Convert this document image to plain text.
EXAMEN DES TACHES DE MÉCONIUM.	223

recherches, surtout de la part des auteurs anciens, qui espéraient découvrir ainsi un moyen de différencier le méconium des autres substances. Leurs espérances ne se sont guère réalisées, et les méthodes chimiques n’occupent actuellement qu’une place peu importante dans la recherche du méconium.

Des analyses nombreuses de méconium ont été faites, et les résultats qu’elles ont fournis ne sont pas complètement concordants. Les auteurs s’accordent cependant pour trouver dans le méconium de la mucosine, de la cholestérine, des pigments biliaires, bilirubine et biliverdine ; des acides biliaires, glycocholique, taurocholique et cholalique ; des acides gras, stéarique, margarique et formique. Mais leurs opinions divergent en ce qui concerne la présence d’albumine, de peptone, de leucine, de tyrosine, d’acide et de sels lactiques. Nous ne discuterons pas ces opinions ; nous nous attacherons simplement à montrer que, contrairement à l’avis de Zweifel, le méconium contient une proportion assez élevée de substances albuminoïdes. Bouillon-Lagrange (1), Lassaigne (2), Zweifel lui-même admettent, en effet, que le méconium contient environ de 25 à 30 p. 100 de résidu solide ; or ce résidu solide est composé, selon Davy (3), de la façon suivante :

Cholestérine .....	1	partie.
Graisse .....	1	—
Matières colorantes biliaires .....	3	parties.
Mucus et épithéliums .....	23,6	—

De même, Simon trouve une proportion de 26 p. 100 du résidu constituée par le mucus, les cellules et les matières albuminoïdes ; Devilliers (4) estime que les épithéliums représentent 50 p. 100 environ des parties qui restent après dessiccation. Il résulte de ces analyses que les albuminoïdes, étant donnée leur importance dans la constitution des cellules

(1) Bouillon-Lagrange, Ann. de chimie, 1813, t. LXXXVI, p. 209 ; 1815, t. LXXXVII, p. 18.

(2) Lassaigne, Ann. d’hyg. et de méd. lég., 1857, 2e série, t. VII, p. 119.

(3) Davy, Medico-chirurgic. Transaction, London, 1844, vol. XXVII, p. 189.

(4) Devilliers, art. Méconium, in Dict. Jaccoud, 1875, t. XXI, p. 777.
• • • •
◆ EXERCISE: Retype the whole listing above exactly.

◆ TASK RESPONSE:
Convert this document image to plain text.
EXAMEN DES TACHES DE MÉCONIUM.	223

recherches, surtout de la part des auteurs anciens, qui espéraient découvrir ainsi un moyen de différencier le méconium des autres substances. Leurs espérances ne se sont guère réalisées, et les méthodes chimiques n’occupent actuellement qu’une place peu importante dans la recherche du méconium.

Des analyses nombreuses de méconium ont été faites, et les résultats qu’elles ont fournis ne sont pas complètement concordants. Les auteurs s’accordent cependant pour trouver dans le méconium de la mucosine, de la cholestérine, des pigments biliaires, bilirubine et biliverdine ; des acides biliaires, glycocholique, taurocholique et cholalique ; des acides gras, stéarique, margarique et formique. Mais leurs opinions divergent en ce qui concerne la présence d’albumine, de peptone, de leucine, de tyrosine, d’acide et de sels lactiques. Nous ne discuterons pas ces opinions ; nous nous attacherons simplement à montrer que, contrairement à l’avis de Zweifel, le méconium contient une proportion assez élevée de substances albuminoïdes. Bouillon-Lagrange (1), Lassaigne (2), Zweifel lui-même admettent, en effet, que le méconium contient environ de 25 à 30 p. 100 de résidu solide ; or ce résidu solide est composé, selon Davy (3), de la façon suivante :

Cholestérine .....	1	partie.
Graisse .....	1	—
Matières colorantes biliaires .....	3	parties.
Mucus et épithéliums .....	23,6	—

De même, Simon trouve une proportion de 26 p. 100 du résidu constituée par le mucus, les cellules et les matières albuminoïdes ; Devilliers (4) estime que les épithéliums représentent 50 p. 100 environ des parties qui restent après dessiccation. Il résulte de ces analyses que les albuminoïdes, étant donnée leur importance dans la constitution des cellules

(1) Bouillon-Lagrange, Ann. de chimie, 1813, t. LXXXVI, p. 209 ; 1815, t. LXXXVII, p. 18.

(2) Lassaigne, Ann. d’hyg. et de méd. lég., 1857, 2e série, t. VII, p. 119.

(3) Davy, Medico-chirurgic. Transaction, London, 1844, vol. XXVII, p. 189.

(4) Devilliers, art. Méconium, in Dict. Jaccoud, 1875, t. XXI, p. 777.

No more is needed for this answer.